● TASK DETAILS: Write out all the data again, exactly as it stands.

━━━━━ THE INPUT ━━━━━

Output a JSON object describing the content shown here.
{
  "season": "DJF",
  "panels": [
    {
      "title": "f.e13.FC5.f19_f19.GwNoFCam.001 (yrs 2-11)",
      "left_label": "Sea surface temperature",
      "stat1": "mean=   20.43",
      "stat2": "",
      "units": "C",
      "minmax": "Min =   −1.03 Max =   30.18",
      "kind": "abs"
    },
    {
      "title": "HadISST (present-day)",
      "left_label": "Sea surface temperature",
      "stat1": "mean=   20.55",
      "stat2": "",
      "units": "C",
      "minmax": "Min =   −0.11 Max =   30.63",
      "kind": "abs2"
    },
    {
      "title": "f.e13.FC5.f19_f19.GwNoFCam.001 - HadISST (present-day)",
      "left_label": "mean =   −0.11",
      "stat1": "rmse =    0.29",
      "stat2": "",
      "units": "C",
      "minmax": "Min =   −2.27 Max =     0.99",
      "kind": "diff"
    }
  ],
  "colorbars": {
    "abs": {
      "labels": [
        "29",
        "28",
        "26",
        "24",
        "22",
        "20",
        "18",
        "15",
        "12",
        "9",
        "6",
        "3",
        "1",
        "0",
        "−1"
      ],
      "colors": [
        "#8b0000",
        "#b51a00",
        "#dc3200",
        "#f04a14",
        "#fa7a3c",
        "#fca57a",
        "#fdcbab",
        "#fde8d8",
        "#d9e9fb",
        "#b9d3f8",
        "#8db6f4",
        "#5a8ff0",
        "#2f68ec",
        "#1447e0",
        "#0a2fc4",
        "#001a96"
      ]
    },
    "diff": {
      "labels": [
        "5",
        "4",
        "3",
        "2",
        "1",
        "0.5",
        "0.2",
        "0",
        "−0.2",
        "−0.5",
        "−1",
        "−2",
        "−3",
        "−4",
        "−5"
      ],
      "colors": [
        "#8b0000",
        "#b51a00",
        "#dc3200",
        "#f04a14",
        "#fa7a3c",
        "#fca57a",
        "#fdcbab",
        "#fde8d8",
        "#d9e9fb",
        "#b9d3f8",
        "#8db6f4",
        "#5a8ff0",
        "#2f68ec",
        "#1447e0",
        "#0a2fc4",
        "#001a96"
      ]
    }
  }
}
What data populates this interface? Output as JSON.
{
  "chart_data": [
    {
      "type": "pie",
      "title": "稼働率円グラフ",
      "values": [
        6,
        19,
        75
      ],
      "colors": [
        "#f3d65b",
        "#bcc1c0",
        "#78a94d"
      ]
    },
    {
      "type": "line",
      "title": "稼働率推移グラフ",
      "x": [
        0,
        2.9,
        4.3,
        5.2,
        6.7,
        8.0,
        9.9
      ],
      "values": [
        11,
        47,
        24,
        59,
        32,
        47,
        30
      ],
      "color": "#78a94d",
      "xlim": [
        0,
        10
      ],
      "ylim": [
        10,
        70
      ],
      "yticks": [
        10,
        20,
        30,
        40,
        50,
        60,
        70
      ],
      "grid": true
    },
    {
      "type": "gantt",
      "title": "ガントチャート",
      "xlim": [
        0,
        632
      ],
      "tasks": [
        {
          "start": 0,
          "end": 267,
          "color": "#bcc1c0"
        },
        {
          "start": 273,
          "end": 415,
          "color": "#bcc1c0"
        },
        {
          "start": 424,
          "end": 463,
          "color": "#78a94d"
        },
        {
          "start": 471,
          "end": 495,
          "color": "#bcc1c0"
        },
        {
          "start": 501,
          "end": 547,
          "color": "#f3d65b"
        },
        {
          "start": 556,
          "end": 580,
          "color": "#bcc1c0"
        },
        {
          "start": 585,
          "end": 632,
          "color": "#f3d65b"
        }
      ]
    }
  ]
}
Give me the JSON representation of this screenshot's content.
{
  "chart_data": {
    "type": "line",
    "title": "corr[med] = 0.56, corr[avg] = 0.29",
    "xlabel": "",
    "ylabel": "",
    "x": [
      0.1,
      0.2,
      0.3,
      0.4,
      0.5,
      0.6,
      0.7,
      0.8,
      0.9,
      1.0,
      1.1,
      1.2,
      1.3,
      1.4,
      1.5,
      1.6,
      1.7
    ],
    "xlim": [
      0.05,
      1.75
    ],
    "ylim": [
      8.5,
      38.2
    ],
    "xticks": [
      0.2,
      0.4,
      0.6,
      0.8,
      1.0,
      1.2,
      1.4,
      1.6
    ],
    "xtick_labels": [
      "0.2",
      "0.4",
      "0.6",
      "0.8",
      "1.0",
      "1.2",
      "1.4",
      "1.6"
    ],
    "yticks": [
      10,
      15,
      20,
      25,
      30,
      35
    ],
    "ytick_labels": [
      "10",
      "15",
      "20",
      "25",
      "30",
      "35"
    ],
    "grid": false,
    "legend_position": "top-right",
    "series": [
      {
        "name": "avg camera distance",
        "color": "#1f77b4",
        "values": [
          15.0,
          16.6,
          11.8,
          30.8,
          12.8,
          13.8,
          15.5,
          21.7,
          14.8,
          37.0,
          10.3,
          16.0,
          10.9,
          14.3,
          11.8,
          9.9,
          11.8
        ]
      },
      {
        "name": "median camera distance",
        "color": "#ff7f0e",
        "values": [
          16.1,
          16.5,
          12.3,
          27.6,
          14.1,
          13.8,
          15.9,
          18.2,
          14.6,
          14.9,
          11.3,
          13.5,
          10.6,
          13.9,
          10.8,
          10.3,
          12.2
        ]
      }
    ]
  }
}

━━━━━

● EXERCISE OUTPUT:
Output a JSON object describing the content shown here.
{
  "season": "DJF",
  "panels": [
    {
      "title": "f.e13.FC5.f19_f19.GwNoFCam.001 (yrs 2-11)",
      "left_label": "Sea surface temperature",
      "stat1": "mean=   20.43",
      "stat2": "",
      "units": "C",
      "minmax": "Min =   −1.03 Max =   30.18",
      "kind": "abs"
    },
    {
      "title": "HadISST (present-day)",
      "left_label": "Sea surface temperature",
      "stat1": "mean=   20.55",
      "stat2": "",
      "units": "C",
      "minmax": "Min =   −0.11 Max =   30.63",
      "kind": "abs2"
    },
    {
      "title": "f.e13.FC5.f19_f19.GwNoFCam.001 - HadISST (present-day)",
      "left_label": "mean =   −0.11",
      "stat1": "rmse =    0.29",
      "stat2": "",
      "units": "C",
      "minmax": "Min =   −2.27 Max =     0.99",
      "kind": "diff"
    }
  ],
  "colorbars": {
    "abs": {
      "labels": [
        "29",
        "28",
        "26",
        "24",
        "22",
        "20",
        "18",
        "15",
        "12",
        "9",
        "6",
        "3",
        "1",
        "0",
        "−1"
      ],
      "colors": [
        "#8b0000",
        "#b51a00",
        "#dc3200",
        "#f04a14",
        "#fa7a3c",
        "#fca57a",
        "#fdcbab",
        "#fde8d8",
        "#d9e9fb",
        "#b9d3f8",
        "#8db6f4",
        "#5a8ff0",
        "#2f68ec",
        "#1447e0",
        "#0a2fc4",
        "#001a96"
      ]
    },
    "diff": {
      "labels": [
        "5",
        "4",
        "3",
        "2",
        "1",
        "0.5",
        "0.2",
        "0",
        "−0.2",
        "−0.5",
        "−1",
        "−2",
        "−3",
        "−4",
        "−5"
      ],
      "colors": [
        "#8b0000",
        "#b51a00",
        "#dc3200",
        "#f04a14",
        "#fa7a3c",
        "#fca57a",
        "#fdcbab",
        "#fde8d8",
        "#d9e9fb",
        "#b9d3f8",
        "#8db6f4",
        "#5a8ff0",
        "#2f68ec",
        "#1447e0",
        "#0a2fc4",
        "#001a96"
      ]
    }
  }
}
What data populates this interface? Output as JSON.
{
  "chart_data": [
    {
      "type": "pie",
      "title": "稼働率円グラフ",
      "values": [
        6,
        19,
        75
      ],
      "colors": [
        "#f3d65b",
        "#bcc1c0",
        "#78a94d"
      ]
    },
    {
      "type": "line",
      "title": "稼働率推移グラフ",
      "x": [
        0,
        2.9,
        4.3,
        5.2,
        6.7,
        8.0,
        9.9
      ],
      "values": [
        11,
        47,
        24,
        59,
        32,
        47,
        30
      ],
      "color": "#78a94d",
      "xlim": [
        0,
        10
      ],
      "ylim": [
        10,
        70
      ],
      "yticks": [
        10,
        20,
        30,
        40,
        50,
        60,
        70
      ],
      "grid": true
    },
    {
      "type": "gantt",
      "title": "ガントチャート",
      "xlim": [
        0,
        632
      ],
      "tasks": [
        {
          "start": 0,
          "end": 267,
          "color": "#bcc1c0"
        },
        {
          "start": 273,
          "end": 415,
          "color": "#bcc1c0"
        },
        {
          "start": 424,
          "end": 463,
          "color": "#78a94d"
        },
        {
          "start": 471,
          "end": 495,
          "color": "#bcc1c0"
        },
        {
          "start": 501,
          "end": 547,
          "color": "#f3d65b"
        },
        {
          "start": 556,
          "end": 580,
          "color": "#bcc1c0"
        },
        {
          "start": 585,
          "end": 632,
          "color": "#f3d65b"
        }
      ]
    }
  ]
}
Give me the JSON representation of this screenshot's content.
{
  "chart_data": {
    "type": "line",
    "title": "corr[med] = 0.56, corr[avg] = 0.29",
    "xlabel": "",
    "ylabel": "",
    "x": [
      0.1,
      0.2,
      0.3,
      0.4,
      0.5,
      0.6,
      0.7,
      0.8,
      0.9,
      1.0,
      1.1,
      1.2,
      1.3,
      1.4,
      1.5,
      1.6,
      1.7
    ],
    "xlim": [
      0.05,
      1.75
    ],
    "ylim": [
      8.5,
      38.2
    ],
    "xticks": [
      0.2,
      0.4,
      0.6,
      0.8,
      1.0,
      1.2,
      1.4,
      1.6
    ],
    "xtick_labels": [
      "0.2",
      "0.4",
      "0.6",
      "0.8",
      "1.0",
      "1.2",
      "1.4",
      "1.6"
    ],
    "yticks": [
      10,
      15,
      20,
      25,
      30,
      35
    ],
    "ytick_labels": [
      "10",
      "15",
      "20",
      "25",
      "30",
      "35"
    ],
    "grid": false,
    "legend_position": "top-right",
    "series": [
      {
        "name": "avg camera distance",
        "color": "#1f77b4",
        "values": [
          15.0,
          16.6,
          11.8,
          30.8,
          12.8,
          13.8,
          15.5,
          21.7,
          14.8,
          37.0,
          10.3,
          16.0,
          10.9,
          14.3,
          11.8,
          9.9,
          11.8
        ]
      },
      {
        "name": "median camera distance",
        "color": "#ff7f0e",
        "values": [
          16.1,
          16.5,
          12.3,
          27.6,
          14.1,
          13.8,
          15.9,
          18.2,
          14.6,
          14.9,
          11.3,
          13.5,
          10.6,
          13.9,
          10.8,
          10.3,
          12.2
        ]
      }
    ]
  }
}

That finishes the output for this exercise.